» **LISTED ENTRIES**:

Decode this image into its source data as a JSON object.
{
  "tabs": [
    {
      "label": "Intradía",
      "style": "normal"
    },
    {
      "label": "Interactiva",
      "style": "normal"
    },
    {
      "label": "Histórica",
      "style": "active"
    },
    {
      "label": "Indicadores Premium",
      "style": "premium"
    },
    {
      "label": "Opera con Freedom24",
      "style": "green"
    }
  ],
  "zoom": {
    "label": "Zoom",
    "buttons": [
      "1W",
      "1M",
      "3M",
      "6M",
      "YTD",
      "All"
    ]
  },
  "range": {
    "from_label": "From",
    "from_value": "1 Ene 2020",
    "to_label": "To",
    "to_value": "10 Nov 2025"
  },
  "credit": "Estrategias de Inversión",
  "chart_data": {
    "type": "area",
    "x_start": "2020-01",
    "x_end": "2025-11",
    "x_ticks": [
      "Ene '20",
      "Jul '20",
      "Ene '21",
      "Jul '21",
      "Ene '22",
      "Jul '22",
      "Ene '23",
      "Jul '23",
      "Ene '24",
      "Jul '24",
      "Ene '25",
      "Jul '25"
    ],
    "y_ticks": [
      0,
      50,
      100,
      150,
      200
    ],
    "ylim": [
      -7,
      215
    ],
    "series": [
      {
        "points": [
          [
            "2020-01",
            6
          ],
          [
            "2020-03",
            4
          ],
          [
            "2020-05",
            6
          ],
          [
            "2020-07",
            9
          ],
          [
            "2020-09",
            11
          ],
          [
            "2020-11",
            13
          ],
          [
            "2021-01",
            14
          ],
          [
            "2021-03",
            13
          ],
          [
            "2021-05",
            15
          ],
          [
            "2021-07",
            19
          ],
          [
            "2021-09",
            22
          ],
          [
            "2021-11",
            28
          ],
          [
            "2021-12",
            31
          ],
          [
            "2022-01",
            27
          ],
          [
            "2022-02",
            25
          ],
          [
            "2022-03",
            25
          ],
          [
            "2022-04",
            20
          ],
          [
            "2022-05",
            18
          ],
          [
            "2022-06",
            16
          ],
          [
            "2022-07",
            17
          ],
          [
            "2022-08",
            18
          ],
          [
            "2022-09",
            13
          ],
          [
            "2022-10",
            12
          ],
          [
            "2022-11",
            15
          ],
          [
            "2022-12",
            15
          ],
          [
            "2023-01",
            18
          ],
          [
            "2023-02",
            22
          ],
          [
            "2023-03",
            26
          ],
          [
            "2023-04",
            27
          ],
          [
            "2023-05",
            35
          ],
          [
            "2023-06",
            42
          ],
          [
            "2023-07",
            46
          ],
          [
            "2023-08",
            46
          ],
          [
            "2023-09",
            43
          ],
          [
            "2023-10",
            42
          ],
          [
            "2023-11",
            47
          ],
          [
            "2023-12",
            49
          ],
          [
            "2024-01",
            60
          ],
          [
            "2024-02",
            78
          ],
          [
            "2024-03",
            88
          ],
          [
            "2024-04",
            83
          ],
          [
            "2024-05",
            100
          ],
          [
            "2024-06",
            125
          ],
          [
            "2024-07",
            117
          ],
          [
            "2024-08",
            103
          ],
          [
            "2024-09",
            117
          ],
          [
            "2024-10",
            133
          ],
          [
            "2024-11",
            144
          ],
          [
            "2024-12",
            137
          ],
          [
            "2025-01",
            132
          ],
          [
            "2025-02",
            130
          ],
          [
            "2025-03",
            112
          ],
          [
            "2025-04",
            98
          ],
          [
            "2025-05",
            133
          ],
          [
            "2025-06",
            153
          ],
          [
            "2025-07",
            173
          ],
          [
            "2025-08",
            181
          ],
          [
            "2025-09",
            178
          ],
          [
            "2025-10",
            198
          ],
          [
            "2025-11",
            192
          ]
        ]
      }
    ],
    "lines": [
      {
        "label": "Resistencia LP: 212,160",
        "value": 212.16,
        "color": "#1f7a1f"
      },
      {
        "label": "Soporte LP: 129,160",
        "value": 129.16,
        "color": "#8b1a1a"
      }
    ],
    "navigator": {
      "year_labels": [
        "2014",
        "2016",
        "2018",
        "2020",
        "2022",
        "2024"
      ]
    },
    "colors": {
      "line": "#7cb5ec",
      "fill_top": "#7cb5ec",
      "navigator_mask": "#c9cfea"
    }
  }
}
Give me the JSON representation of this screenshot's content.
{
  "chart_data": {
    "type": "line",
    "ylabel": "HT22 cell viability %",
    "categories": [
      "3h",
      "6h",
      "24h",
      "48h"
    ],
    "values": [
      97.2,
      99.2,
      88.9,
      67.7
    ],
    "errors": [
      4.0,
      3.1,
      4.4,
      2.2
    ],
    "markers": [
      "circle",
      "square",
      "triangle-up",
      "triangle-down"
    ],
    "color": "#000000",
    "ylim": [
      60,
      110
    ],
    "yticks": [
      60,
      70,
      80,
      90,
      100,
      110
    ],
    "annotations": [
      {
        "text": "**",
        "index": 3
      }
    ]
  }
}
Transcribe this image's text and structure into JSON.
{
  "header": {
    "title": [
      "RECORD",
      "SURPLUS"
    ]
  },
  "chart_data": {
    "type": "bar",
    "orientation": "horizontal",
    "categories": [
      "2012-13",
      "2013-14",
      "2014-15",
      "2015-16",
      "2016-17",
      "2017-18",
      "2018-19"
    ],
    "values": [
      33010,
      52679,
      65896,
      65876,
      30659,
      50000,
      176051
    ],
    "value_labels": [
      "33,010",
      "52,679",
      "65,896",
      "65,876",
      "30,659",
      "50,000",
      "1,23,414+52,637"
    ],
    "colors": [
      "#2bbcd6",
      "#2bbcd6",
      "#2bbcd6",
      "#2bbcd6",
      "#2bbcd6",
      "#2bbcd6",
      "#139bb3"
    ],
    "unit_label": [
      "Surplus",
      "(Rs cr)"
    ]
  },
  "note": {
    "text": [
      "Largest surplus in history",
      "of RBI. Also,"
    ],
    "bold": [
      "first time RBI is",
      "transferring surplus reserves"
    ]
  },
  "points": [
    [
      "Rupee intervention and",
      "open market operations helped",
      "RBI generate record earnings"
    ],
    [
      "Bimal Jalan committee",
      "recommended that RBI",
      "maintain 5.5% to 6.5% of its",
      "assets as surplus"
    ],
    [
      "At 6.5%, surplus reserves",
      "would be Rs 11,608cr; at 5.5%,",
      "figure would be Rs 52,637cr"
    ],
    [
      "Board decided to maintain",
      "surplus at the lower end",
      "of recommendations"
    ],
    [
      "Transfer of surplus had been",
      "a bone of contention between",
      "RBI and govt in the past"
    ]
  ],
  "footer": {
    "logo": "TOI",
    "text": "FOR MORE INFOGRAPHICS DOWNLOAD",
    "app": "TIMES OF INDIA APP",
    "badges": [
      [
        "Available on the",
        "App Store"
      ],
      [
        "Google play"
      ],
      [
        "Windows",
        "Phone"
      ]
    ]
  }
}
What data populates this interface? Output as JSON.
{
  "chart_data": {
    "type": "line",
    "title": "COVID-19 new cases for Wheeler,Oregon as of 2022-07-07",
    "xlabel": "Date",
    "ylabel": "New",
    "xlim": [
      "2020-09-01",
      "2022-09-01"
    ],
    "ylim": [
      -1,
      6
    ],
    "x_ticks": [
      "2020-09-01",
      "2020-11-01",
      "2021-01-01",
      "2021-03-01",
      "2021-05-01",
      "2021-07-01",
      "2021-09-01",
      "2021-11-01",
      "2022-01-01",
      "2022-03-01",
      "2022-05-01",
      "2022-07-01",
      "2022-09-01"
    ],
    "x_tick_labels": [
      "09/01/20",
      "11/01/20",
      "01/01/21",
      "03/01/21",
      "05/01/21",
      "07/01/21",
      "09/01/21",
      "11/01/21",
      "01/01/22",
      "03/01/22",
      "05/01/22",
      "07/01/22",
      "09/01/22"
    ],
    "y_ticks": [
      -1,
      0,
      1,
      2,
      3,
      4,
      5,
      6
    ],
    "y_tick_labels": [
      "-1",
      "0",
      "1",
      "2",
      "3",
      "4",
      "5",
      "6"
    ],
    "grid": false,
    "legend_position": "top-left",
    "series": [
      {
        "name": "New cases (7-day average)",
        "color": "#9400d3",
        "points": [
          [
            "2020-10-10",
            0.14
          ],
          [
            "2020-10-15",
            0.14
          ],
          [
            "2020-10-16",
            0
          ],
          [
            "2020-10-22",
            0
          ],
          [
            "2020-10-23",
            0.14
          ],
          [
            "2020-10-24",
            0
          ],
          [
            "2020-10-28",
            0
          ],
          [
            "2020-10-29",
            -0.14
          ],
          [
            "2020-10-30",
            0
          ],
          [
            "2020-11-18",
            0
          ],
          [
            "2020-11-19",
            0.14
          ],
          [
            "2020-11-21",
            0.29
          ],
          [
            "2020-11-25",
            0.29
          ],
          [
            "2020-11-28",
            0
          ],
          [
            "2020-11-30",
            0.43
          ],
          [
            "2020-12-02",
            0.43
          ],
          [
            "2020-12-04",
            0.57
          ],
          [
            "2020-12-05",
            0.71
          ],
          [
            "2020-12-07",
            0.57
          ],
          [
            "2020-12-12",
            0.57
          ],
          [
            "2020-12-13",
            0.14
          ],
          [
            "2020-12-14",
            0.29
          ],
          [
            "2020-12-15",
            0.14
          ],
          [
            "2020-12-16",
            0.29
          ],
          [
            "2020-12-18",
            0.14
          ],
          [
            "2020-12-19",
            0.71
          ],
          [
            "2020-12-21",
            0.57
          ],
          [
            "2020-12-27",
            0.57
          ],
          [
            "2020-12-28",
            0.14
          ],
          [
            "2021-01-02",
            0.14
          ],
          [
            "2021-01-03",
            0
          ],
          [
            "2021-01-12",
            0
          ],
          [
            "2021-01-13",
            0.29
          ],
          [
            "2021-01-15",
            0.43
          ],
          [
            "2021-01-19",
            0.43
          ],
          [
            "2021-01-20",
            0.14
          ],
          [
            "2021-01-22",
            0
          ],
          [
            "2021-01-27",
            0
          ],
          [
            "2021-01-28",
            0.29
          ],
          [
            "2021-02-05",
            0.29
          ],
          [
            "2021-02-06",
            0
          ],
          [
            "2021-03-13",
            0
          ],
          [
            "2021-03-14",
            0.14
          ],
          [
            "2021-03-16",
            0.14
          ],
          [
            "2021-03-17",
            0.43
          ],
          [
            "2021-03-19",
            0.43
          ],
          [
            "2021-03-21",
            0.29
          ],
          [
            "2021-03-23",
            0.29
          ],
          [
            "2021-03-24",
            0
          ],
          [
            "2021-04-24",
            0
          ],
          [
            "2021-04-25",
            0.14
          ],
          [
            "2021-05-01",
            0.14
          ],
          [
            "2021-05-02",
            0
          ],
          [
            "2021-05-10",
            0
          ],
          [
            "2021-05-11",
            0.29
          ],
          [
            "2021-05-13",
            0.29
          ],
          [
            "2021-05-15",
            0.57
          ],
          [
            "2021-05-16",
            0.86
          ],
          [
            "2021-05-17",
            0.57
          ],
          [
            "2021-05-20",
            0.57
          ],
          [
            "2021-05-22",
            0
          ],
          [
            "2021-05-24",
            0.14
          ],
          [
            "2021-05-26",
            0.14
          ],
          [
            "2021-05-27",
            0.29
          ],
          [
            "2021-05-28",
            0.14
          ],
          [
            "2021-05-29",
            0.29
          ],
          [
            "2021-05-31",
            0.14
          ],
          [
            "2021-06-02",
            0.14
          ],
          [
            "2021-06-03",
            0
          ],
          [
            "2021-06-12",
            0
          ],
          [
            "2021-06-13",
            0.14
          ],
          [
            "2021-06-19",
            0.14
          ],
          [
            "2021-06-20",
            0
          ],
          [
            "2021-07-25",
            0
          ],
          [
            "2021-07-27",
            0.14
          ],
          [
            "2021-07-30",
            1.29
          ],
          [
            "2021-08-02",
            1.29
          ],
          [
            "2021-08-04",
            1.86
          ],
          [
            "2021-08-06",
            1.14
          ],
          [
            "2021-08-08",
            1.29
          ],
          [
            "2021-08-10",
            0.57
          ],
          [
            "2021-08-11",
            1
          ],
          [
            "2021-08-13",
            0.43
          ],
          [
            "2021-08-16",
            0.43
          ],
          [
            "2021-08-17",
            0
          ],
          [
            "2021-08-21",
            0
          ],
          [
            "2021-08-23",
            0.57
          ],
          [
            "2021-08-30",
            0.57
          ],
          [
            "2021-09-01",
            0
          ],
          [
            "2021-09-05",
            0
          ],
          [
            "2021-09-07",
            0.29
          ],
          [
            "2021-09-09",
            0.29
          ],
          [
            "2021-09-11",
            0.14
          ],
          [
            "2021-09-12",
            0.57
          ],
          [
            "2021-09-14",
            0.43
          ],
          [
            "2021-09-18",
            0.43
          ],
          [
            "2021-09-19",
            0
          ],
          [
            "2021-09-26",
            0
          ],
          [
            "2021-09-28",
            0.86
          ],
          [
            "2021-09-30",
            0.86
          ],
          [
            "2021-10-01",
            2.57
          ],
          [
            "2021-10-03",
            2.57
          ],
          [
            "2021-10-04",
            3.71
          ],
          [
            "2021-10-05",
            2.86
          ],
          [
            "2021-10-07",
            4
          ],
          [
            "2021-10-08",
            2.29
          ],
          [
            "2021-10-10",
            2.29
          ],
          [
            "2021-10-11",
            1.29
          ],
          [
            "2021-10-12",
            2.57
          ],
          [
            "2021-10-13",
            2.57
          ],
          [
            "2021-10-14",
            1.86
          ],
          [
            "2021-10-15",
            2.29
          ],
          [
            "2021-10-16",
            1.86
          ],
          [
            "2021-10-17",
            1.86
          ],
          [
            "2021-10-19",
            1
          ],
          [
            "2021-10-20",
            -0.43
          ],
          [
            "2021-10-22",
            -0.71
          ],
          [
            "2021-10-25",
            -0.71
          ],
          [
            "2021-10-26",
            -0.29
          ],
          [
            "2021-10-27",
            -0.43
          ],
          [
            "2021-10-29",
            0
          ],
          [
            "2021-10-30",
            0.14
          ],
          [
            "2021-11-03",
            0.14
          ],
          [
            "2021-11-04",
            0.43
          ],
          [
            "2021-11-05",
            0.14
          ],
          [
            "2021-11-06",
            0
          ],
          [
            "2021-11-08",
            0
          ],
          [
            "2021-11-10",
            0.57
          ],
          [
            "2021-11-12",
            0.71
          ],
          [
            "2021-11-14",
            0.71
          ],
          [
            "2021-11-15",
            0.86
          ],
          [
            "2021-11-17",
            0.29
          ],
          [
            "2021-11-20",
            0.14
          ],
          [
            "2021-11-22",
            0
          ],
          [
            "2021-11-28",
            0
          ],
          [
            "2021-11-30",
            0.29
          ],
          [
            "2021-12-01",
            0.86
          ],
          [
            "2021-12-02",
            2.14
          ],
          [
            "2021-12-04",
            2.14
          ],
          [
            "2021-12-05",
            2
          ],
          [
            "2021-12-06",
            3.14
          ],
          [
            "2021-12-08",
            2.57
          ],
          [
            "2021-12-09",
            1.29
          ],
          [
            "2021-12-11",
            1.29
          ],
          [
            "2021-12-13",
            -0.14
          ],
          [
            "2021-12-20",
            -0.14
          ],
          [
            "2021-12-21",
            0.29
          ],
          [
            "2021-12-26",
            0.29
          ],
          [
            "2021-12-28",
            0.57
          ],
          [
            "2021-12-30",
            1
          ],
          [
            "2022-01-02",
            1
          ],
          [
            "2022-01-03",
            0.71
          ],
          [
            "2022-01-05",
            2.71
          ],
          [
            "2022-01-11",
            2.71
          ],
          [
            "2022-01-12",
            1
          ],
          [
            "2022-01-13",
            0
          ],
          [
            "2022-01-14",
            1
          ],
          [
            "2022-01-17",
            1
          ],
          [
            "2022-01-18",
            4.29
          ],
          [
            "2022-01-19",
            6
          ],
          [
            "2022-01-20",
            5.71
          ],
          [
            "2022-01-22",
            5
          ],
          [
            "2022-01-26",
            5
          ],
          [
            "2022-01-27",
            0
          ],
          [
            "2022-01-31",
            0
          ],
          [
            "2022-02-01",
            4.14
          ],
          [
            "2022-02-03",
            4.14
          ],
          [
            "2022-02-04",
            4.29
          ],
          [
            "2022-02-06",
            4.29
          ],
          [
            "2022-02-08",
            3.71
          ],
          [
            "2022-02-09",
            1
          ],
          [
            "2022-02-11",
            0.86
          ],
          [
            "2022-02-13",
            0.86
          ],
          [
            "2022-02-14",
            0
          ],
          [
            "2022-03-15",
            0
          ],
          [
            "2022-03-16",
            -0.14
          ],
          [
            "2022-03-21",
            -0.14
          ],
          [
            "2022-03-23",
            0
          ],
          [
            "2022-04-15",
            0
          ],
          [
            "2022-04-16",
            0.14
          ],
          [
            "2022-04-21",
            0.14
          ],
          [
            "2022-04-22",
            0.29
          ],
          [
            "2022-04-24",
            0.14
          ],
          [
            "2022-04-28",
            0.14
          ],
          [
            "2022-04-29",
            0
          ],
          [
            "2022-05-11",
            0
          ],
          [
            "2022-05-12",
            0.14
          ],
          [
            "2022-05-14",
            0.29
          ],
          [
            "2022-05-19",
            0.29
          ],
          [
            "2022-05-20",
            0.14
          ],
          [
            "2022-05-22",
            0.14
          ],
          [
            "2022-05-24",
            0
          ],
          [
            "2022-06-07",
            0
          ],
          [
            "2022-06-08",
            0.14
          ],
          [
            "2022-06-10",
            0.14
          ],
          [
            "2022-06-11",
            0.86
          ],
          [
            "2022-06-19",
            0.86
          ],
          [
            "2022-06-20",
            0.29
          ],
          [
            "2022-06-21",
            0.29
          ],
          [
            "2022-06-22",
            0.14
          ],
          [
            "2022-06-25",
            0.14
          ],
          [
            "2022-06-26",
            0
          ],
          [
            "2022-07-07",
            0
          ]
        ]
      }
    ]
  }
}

» **WRITTEN PROBLEM**:
Search the entries for "cases" and copy out each line that has it.

» **RESPONSE BELOW**:
    "title": "COVID-19 new cases for Wheeler,Oregon as of 2022-07-07",
        "name": "New cases (7-day average)",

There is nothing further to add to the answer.